Exercise prompt: The records below are made of lines; count those holding the word "icon" and give the number only.

Dataset entries on figures:
-------

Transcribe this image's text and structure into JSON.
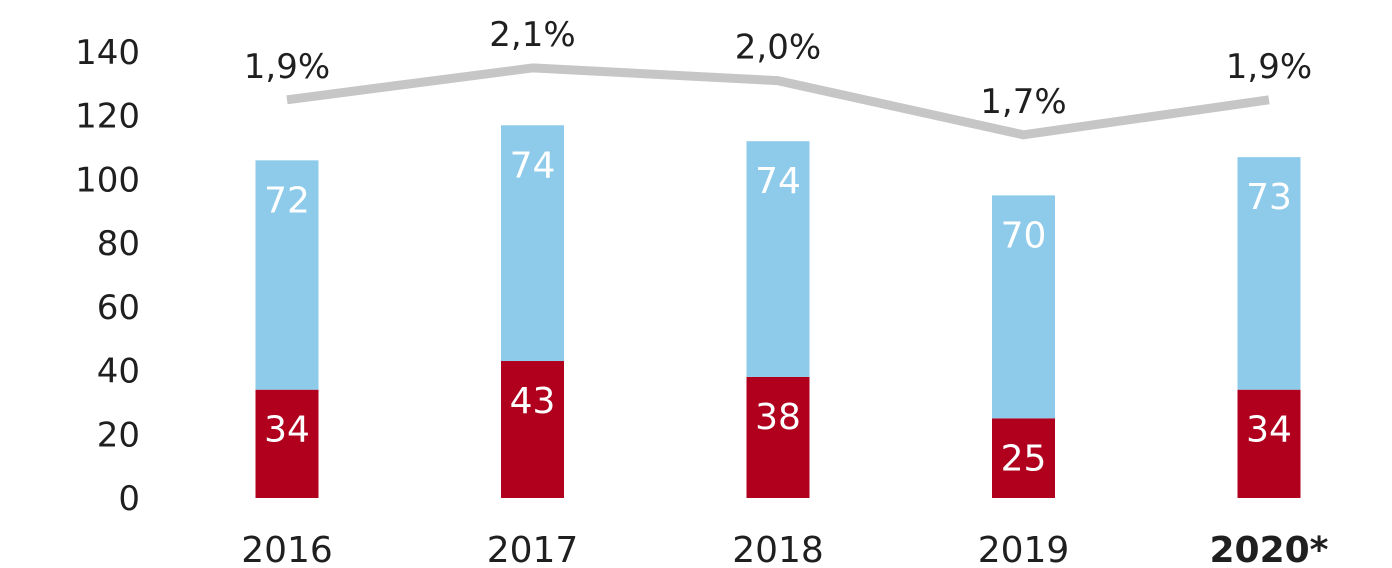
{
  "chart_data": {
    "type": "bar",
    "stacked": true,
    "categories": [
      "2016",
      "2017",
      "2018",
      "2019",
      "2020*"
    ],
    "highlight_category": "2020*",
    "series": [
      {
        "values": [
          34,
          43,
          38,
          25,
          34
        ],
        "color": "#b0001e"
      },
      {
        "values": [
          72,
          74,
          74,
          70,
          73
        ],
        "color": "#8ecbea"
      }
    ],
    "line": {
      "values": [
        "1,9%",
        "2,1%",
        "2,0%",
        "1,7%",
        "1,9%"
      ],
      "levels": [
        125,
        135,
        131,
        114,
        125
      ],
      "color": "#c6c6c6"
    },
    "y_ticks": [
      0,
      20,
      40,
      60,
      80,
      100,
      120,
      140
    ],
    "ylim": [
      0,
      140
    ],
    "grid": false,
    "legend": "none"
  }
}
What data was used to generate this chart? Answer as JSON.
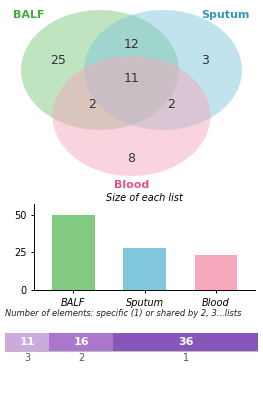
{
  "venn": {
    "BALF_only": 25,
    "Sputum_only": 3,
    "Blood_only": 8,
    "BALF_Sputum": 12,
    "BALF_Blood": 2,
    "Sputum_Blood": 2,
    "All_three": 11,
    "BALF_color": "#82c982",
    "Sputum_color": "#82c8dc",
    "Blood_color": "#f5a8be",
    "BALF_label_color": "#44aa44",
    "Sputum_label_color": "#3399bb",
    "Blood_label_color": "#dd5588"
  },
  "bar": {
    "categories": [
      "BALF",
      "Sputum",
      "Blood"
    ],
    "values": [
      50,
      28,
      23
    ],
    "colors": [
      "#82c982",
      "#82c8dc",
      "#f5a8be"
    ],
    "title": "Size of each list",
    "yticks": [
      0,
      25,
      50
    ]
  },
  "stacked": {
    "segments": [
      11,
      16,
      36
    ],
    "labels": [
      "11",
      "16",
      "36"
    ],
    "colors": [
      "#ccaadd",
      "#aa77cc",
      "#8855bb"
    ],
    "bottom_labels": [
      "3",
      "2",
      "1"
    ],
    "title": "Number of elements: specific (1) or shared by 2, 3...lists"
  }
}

-------

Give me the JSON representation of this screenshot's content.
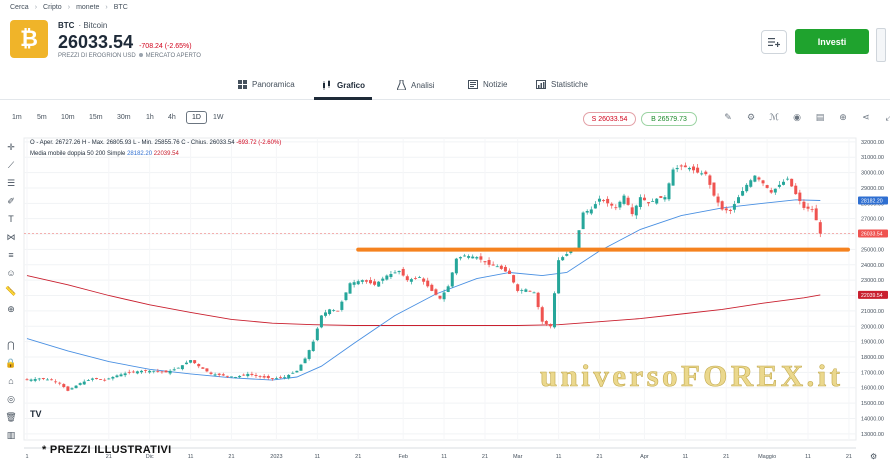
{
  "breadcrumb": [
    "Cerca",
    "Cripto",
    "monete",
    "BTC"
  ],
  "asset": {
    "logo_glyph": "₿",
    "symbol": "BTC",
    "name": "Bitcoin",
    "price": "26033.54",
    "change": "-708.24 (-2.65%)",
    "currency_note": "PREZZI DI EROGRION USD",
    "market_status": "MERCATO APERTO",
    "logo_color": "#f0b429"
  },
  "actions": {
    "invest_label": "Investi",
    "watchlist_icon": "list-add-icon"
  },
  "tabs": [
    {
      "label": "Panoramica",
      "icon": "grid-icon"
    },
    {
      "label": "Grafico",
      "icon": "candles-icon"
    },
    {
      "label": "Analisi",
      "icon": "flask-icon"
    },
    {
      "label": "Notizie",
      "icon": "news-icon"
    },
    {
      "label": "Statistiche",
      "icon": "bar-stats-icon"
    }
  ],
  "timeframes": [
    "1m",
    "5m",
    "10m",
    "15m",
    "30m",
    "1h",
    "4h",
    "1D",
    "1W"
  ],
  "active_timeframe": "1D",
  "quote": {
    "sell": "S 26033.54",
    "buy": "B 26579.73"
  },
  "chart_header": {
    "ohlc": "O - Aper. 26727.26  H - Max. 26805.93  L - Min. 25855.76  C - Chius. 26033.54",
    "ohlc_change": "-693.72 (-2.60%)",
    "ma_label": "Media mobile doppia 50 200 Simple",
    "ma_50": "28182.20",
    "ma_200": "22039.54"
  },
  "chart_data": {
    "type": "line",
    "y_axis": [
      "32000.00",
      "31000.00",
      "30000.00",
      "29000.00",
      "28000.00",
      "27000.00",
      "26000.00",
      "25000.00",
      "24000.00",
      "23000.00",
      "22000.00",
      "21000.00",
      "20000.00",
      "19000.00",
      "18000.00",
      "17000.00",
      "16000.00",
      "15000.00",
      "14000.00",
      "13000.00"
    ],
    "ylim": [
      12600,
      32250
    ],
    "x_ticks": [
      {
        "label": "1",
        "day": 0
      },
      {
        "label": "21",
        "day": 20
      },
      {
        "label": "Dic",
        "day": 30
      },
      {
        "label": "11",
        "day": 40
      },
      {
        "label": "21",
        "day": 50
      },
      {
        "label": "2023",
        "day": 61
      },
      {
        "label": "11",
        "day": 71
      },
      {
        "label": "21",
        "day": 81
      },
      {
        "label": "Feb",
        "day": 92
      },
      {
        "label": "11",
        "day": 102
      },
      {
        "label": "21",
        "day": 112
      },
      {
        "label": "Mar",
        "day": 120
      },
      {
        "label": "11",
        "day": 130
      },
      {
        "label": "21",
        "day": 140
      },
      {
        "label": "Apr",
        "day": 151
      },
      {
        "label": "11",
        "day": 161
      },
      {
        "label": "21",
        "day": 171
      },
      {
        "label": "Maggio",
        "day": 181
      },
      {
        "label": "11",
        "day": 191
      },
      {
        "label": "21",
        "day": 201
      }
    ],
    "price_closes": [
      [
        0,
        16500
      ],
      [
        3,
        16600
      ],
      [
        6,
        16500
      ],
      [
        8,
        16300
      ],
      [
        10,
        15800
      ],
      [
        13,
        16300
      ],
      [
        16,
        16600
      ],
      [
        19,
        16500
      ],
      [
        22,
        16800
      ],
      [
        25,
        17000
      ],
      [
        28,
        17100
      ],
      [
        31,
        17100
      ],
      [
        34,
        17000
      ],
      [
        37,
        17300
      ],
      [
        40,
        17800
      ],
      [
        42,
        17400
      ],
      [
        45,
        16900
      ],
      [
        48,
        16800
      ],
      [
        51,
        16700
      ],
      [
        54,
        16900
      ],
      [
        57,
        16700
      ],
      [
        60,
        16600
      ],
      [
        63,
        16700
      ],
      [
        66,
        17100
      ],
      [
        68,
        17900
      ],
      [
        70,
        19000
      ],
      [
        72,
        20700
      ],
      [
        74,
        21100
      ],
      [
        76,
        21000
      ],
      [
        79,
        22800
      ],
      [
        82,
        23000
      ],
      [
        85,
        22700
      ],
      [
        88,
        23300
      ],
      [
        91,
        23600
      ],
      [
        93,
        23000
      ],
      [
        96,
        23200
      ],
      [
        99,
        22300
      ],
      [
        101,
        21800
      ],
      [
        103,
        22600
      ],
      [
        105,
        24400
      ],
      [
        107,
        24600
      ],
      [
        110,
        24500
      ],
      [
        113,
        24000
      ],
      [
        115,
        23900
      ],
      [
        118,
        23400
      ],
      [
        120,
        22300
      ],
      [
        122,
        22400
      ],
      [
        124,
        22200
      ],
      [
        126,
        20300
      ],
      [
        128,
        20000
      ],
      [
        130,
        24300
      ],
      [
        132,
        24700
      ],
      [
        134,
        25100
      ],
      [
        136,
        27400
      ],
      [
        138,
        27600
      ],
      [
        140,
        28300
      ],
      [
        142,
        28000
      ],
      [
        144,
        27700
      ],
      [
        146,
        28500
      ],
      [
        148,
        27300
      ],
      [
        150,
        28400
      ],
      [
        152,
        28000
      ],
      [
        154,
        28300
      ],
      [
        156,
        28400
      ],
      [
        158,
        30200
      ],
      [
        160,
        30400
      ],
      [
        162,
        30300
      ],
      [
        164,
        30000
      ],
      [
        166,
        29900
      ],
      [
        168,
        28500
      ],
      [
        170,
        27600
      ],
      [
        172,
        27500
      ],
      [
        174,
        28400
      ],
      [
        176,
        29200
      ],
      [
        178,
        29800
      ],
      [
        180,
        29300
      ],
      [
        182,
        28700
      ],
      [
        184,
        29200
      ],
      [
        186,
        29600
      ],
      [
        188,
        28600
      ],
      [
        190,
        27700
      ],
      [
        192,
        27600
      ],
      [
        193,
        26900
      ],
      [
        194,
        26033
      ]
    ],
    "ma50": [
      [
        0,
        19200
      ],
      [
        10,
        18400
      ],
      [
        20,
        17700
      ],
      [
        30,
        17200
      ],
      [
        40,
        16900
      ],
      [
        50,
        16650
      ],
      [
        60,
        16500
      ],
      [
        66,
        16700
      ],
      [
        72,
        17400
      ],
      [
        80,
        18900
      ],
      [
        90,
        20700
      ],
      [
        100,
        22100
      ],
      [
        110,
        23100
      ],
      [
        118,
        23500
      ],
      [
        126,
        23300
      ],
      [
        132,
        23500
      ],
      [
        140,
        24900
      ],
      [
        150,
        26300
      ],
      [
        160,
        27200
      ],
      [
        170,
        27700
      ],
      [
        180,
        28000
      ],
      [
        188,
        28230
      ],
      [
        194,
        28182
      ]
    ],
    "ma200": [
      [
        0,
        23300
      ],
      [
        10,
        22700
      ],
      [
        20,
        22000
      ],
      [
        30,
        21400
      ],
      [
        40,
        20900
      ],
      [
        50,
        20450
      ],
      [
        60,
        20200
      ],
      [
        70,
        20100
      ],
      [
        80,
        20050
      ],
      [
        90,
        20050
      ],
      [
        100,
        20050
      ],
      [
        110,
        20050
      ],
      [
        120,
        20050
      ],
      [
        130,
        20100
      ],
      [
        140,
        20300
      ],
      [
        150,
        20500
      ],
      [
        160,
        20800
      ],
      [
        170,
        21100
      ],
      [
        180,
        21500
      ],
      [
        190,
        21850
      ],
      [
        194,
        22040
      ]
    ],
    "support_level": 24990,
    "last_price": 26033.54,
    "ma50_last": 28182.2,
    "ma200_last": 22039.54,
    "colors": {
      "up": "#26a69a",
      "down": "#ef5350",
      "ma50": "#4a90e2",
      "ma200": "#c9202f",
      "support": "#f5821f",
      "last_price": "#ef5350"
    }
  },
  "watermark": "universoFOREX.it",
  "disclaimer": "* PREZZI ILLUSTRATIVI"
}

-------

Answer for this exercise: 6